* Given task: Report, as a bare number, how many lines contain the string "仔细学习".

** Start of Extracted material **

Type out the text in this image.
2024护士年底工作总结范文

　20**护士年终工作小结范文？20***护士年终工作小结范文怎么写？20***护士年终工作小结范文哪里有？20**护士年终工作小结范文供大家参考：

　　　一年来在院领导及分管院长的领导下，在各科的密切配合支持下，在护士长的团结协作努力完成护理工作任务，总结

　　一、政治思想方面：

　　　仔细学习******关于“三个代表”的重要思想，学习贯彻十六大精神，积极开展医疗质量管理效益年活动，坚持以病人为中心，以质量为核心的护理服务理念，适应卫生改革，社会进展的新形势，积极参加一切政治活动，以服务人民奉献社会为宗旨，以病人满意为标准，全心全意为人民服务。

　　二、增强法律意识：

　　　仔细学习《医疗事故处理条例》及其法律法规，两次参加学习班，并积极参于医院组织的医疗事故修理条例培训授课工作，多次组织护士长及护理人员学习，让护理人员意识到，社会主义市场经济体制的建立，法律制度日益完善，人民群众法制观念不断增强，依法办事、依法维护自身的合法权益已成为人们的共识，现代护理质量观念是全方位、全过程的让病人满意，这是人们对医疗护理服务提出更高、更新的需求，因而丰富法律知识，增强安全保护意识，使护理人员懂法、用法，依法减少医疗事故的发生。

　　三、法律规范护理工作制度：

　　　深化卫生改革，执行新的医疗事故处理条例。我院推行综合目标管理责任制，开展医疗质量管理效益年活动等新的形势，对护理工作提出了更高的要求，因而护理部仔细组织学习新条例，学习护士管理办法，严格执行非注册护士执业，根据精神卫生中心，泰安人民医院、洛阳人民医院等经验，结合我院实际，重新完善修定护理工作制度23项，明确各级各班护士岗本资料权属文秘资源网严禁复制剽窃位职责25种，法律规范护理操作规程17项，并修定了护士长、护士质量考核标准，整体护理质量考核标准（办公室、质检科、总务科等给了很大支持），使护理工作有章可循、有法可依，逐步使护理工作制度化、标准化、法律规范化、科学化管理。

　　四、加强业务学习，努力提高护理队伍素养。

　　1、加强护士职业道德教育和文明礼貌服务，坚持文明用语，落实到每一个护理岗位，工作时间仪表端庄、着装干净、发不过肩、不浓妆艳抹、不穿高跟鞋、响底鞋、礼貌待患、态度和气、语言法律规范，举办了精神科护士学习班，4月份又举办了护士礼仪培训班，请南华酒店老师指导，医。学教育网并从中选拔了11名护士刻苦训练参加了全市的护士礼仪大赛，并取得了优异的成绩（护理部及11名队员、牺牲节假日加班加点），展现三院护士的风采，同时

** End of Extracted material **

* Task result: 2